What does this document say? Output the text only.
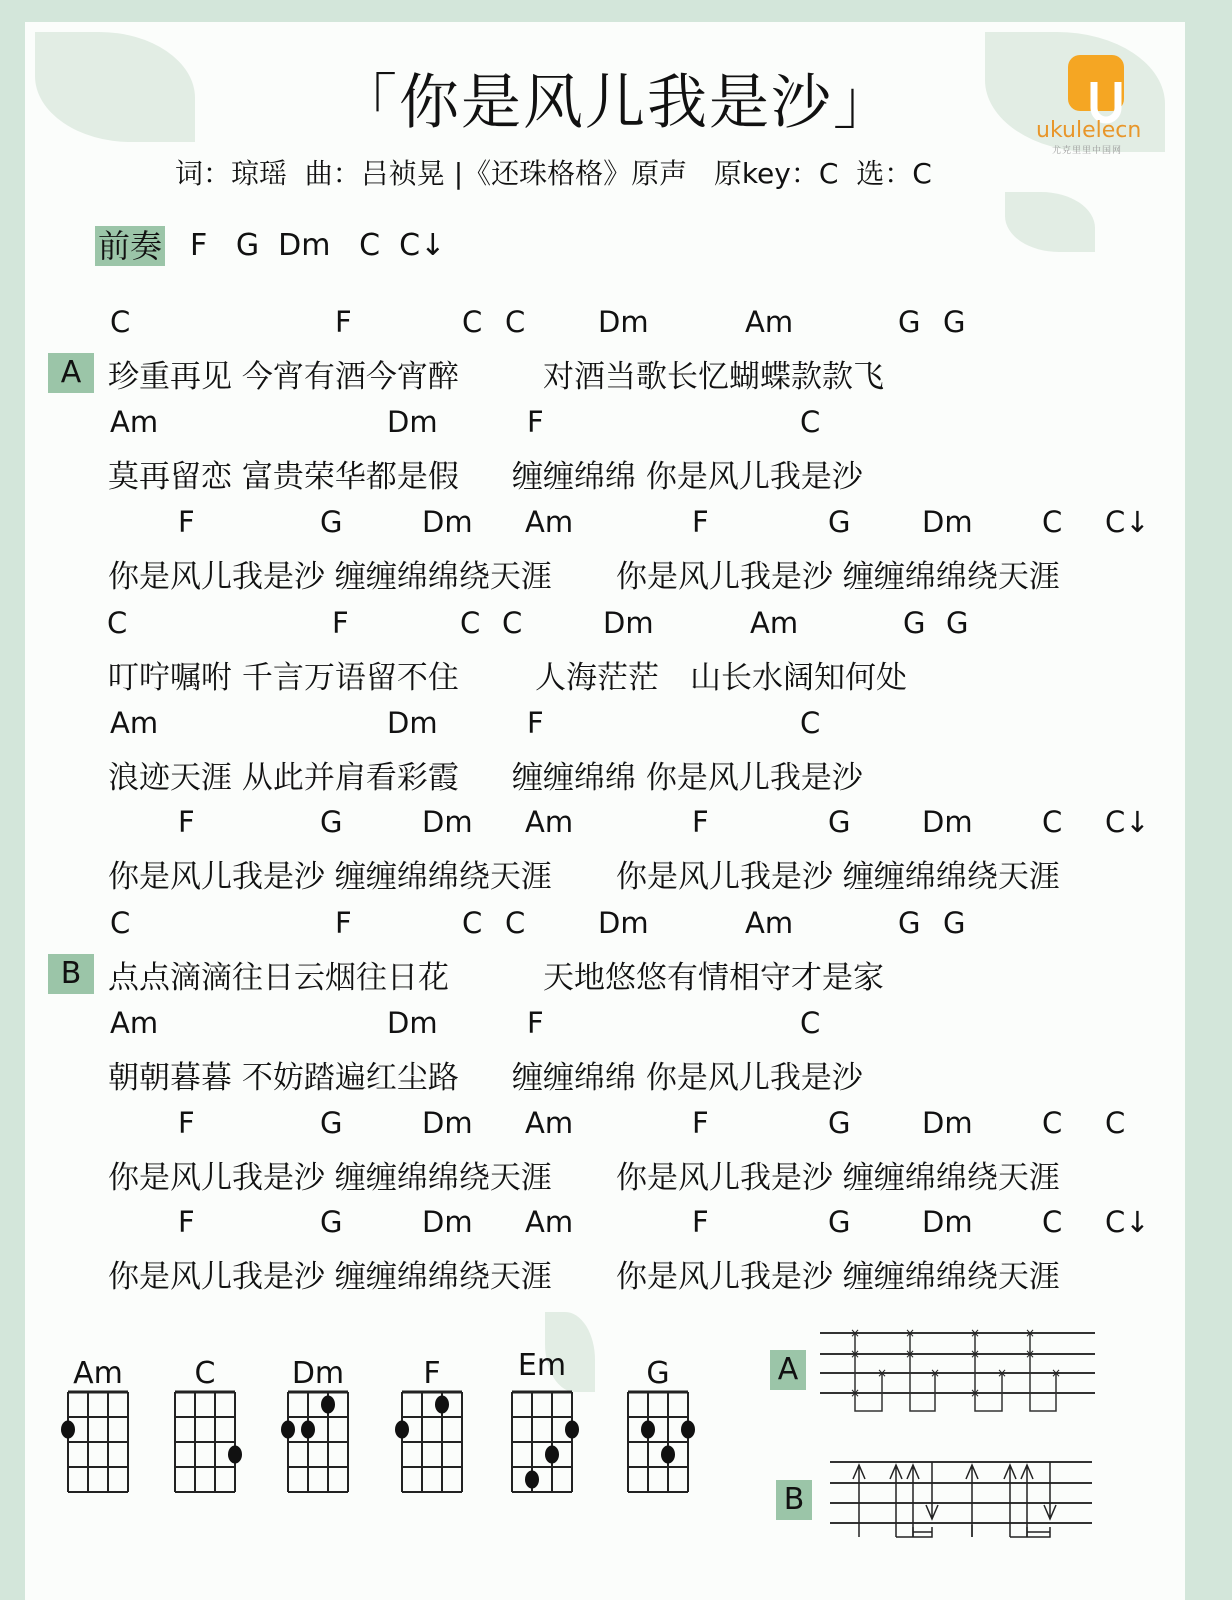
「你是风儿我是沙」
词：琼瑶  曲：吕祯晃 |《还珠格格》原声   原key：C  选：C

ukulelecn
尤克里里中国网
前奏 F   G  Dm   C  C↓
C	F	C C	Dm	Am	G G
珍重再见 今宵有酒今宵醉	对酒当歌长忆蝴蝶款款飞
A
Am	Dm	F	C
莫再留恋 富贵荣华都是假 缠缠绵绵 你是风儿我是沙
F	G	Dm Am	F	G Dm C C↓
你是风儿我是沙 缠缠绵绵绕天涯 你是风儿我是沙 缠缠绵绵绕天涯
C	F	C C	Dm	Am	G G
叮咛嘱咐 千言万语留不住 人海茫茫 山长水阔知何处
Am	Dm	F	C
浪迹天涯 从此并肩看彩霞 缠缠绵绵 你是风儿我是沙
F	G	Dm Am	F	G Dm C C↓
你是风儿我是沙 缠缠绵绵绕天涯 你是风儿我是沙 缠缠绵绵绕天涯
C	F	C C	Dm	Am	G G
点点滴滴往日云烟往日花	天地悠悠有情相守才是家
B
Am	Dm	F	C
朝朝暮暮 不妨踏遍红尘路 缠缠绵绵 你是风儿我是沙
F	G	Dm Am	F	G Dm C C
你是风儿我是沙 缠缠绵绵绕天涯 你是风儿我是沙 缠缠绵绵绕天涯
F	G	Dm Am	F	G Dm C C↓
你是风儿我是沙 缠缠绵绵绕天涯 你是风儿我是沙 缠缠绵绵绕天涯
Am	C	Dm	F	Em	G	A
×
×
×
×
×
×
×
×
×
×
×
×
×
×
B
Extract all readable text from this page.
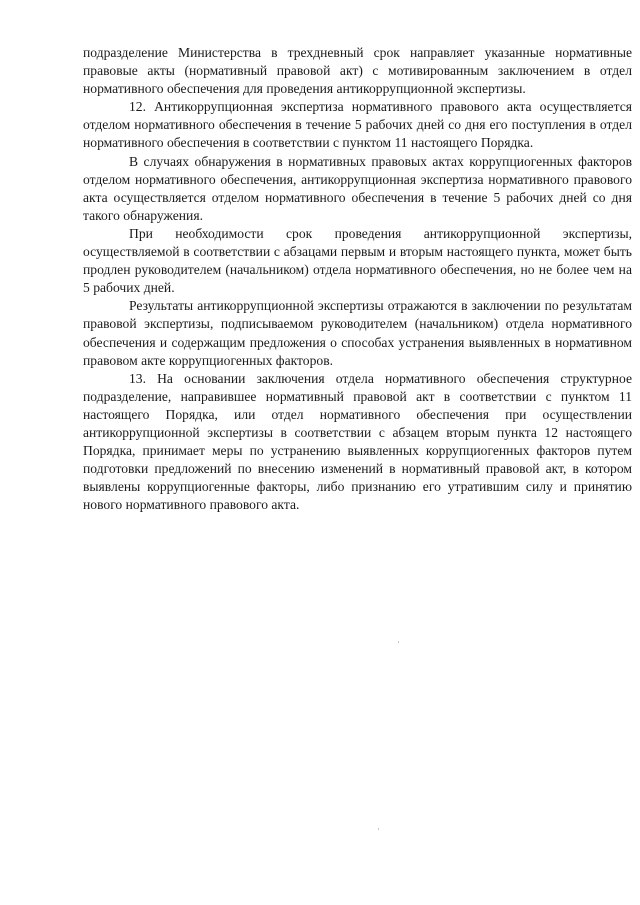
подразделение Министерства в трехдневный срок направляет указанные нормативные правовые акты (нормативный правовой акт) с мотивированным заключением в отдел нормативного обеспечения для проведения антикоррупционной экспертизы.

12. Антикоррупционная экспертиза нормативного правового акта осуществляется отделом нормативного обеспечения в течение 5 рабочих дней со дня его поступления в отдел нормативного обеспечения в соответствии с пунктом 11 настоящего Порядка.

В случаях обнаружения в нормативных правовых актах коррупциогенных факторов отделом нормативного обеспечения, антикоррупционная экспертиза нормативного правового акта осуществляется отделом нормативного обеспечения в течение 5 рабочих дней со дня такого обнаружения.

При необходимости срок проведения антикоррупционной экспертизы, осуществляемой в соответствии с абзацами первым и вторым настоящего пункта, может быть продлен руководителем (начальником) отдела нормативного обеспечения, но не более чем на 5 рабочих дней.

Результаты антикоррупционной экспертизы отражаются в заключении по результатам правовой экспертизы, подписываемом руководителем (начальником) отдела нормативного обеспечения и содержащим предложения о способах устранения выявленных в нормативном правовом акте коррупциогенных факторов.

13. На основании заключения отдела нормативного обеспечения структурное подразделение, направившее нормативный правовой акт в соответствии с пунктом 11 настоящего Порядка, или отдел нормативного обеспечения при осуществлении антикоррупционной экспертизы в соответствии с абзацем вторым пункта 12 настоящего Порядка, принимает меры по устранению выявленных коррупциогенных факторов путем подготовки предложений по внесению изменений в нормативный правовой акт, в котором выявлены коррупциогенные факторы, либо признанию его утратившим силу и принятию нового нормативного правового акта.
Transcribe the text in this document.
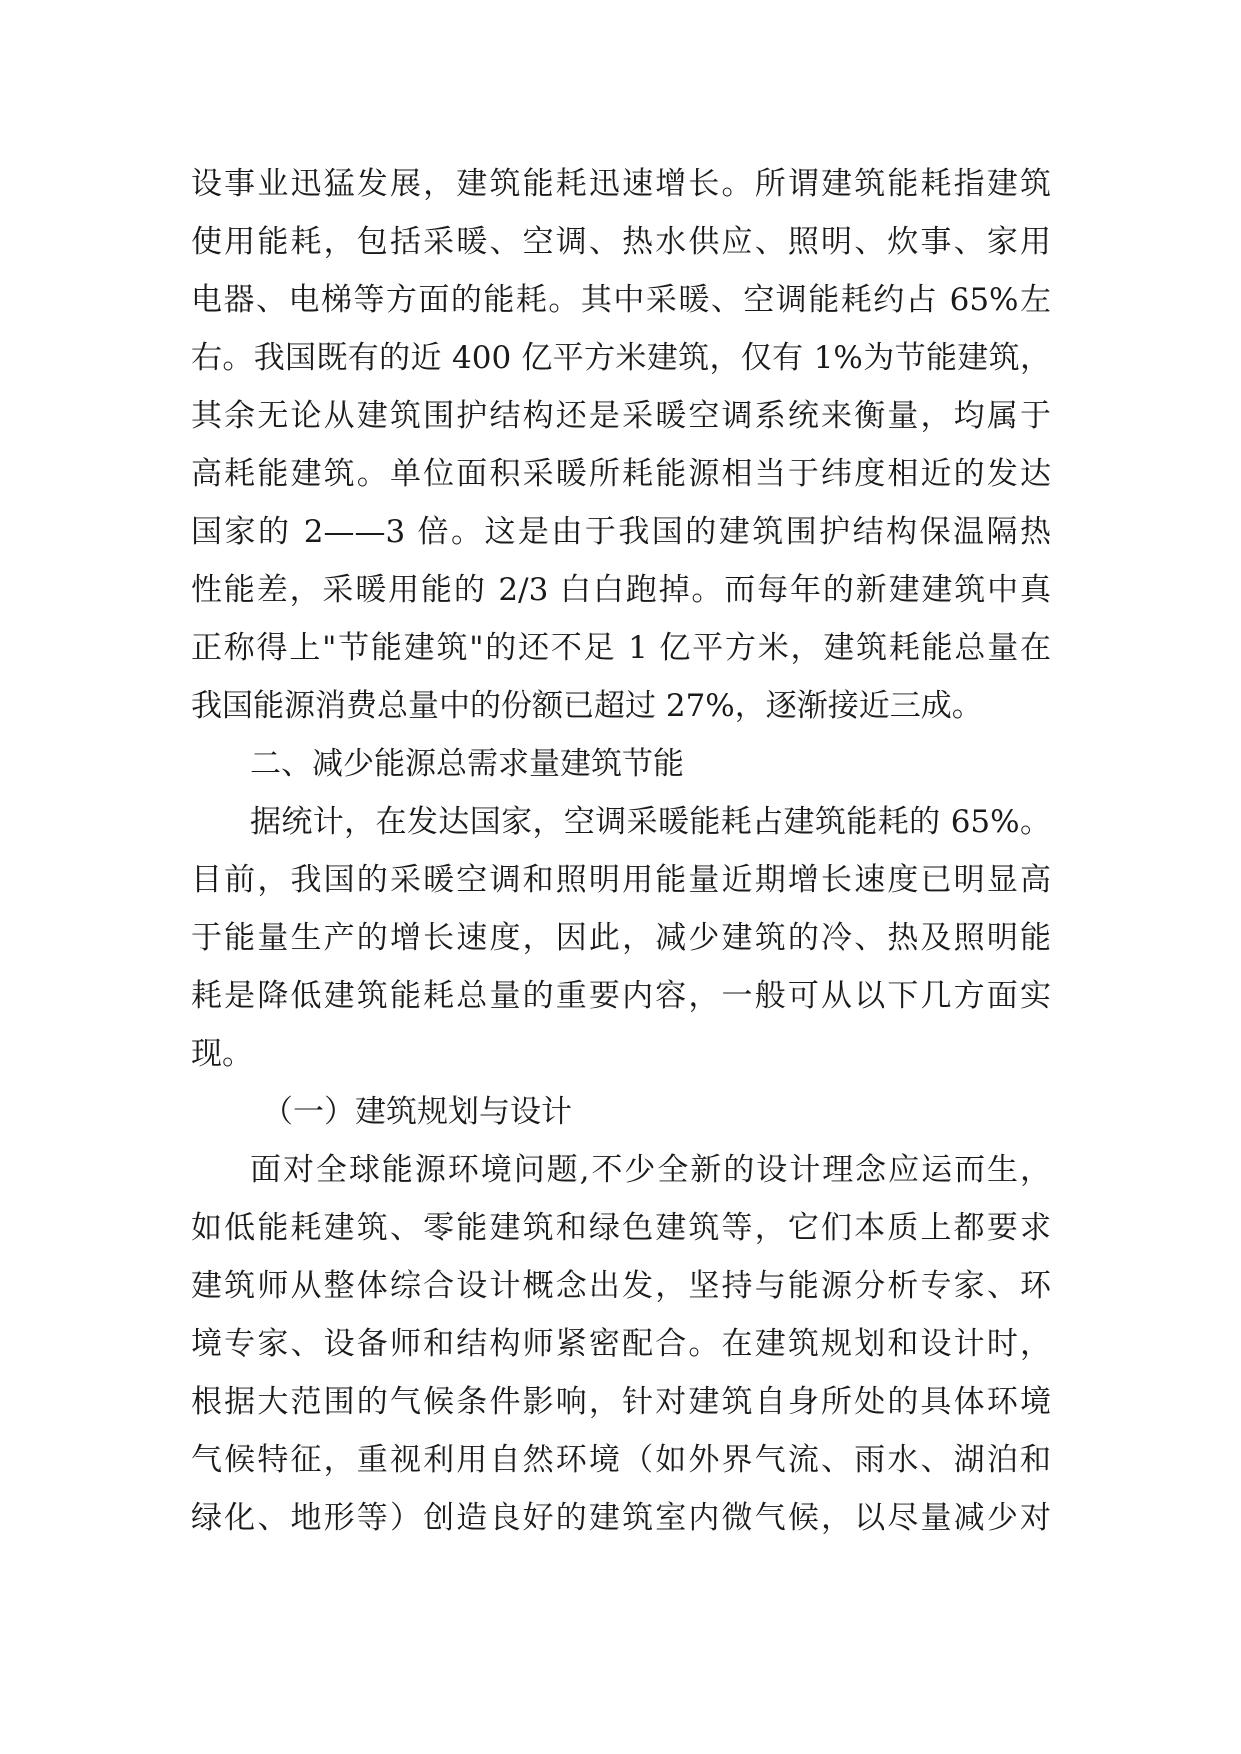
设事业迅猛发展，建筑能耗迅速增长。所谓建筑能耗指建筑
使用能耗，包括采暖、空调、热水供应、照明、炊事、家用
电器、电梯等方面的能耗。其中采暖、空调能耗约占 65%左
右。我国既有的近 400 亿平方米建筑，仅有 1%为节能建筑，
其余无论从建筑围护结构还是采暖空调系统来衡量，均属于
高耗能建筑。单位面积采暖所耗能源相当于纬度相近的发达
国家的 2——3 倍。这是由于我国的建筑围护结构保温隔热
性能差，采暖用能的 2/3 白白跑掉。而每年的新建建筑中真
正称得上"节能建筑"的还不足 1 亿平方米，建筑耗能总量在
我国能源消费总量中的份额已超过 27%，逐渐接近三成。
二、减少能源总需求量建筑节能
据统计，在发达国家，空调采暖能耗占建筑能耗的 65%。
目前，我国的采暖空调和照明用能量近期增长速度已明显高
于能量生产的增长速度，因此，减少建筑的冷、热及照明能
耗是降低建筑能耗总量的重要内容，一般可从以下几方面实
现。
（一）建筑规划与设计
面对全球能源环境问题,不少全新的设计理念应运而生，
如低能耗建筑、零能建筑和绿色建筑等，它们本质上都要求
建筑师从整体综合设计概念出发，坚持与能源分析专家、环
境专家、设备师和结构师紧密配合。在建筑规划和设计时，
根据大范围的气候条件影响，针对建筑自身所处的具体环境
气候特征，重视利用自然环境（如外界气流、雨水、湖泊和
绿化、地形等）创造良好的建筑室内微气候，以尽量减少对
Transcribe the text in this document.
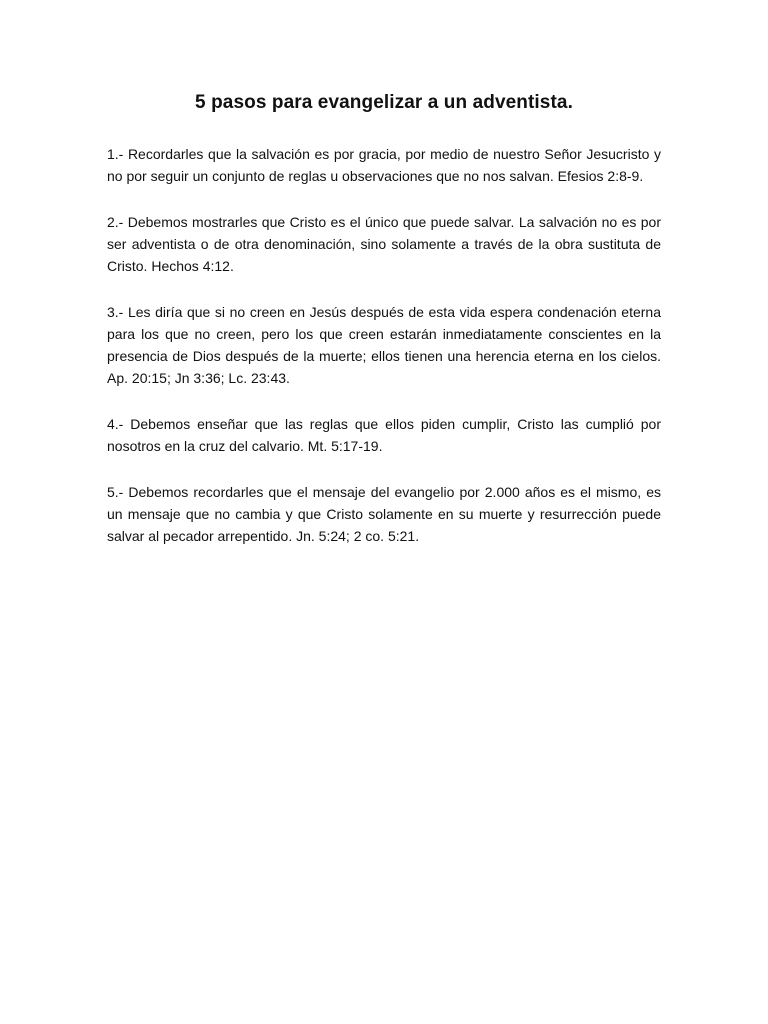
5 pasos para evangelizar a un adventista.

1.- Recordarles que la salvación es por gracia, por medio de nuestro Señor Jesucristo y no por seguir un conjunto de reglas u observaciones que no nos salvan. Efesios 2:8-9.

2.- Debemos mostrarles que Cristo es el único que puede salvar. La salvación no es por ser adventista o de otra denominación, sino solamente a través de la obra sustituta de Cristo. Hechos 4:12.

3.- Les diría que si no creen en Jesús después de esta vida espera condenación eterna para los que no creen, pero los que creen estarán inmediatamente conscientes en la presencia de Dios después de la muerte; ellos tienen una herencia eterna en los cielos. Ap. 20:15; Jn 3:36; Lc. 23:43.

4.- Debemos enseñar que las reglas que ellos piden cumplir, Cristo las cumplió por nosotros en la cruz del calvario. Mt. 5:17-19.

5.- Debemos recordarles que el mensaje del evangelio por 2.000 años es el mismo, es un mensaje que no cambia y que Cristo solamente en su muerte y resurrección puede salvar al pecador arrepentido. Jn. 5:24; 2 co. 5:21.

§

- Task instructions -
Report back each line of the entries that holds the string "начальником".

- Completed exercise -
При необходимости срок проведения антикоррупционной экспертизы, осуществляемой в соответствии с абзацами первым и вторым настоящего пункта, может быть продлен руководителем (начальником) отдела нормативного обеспечения, но не более чем на 5 рабочих дней.
Результаты антикоррупционной экспертизы отражаются в заключении по результатам правовой экспертизы, подписываемом руководителем (начальником) отдела нормативного обеспечения и содержащим предложения о способах устранения выявленных в нормативном правовом акте коррупциогенных факторов.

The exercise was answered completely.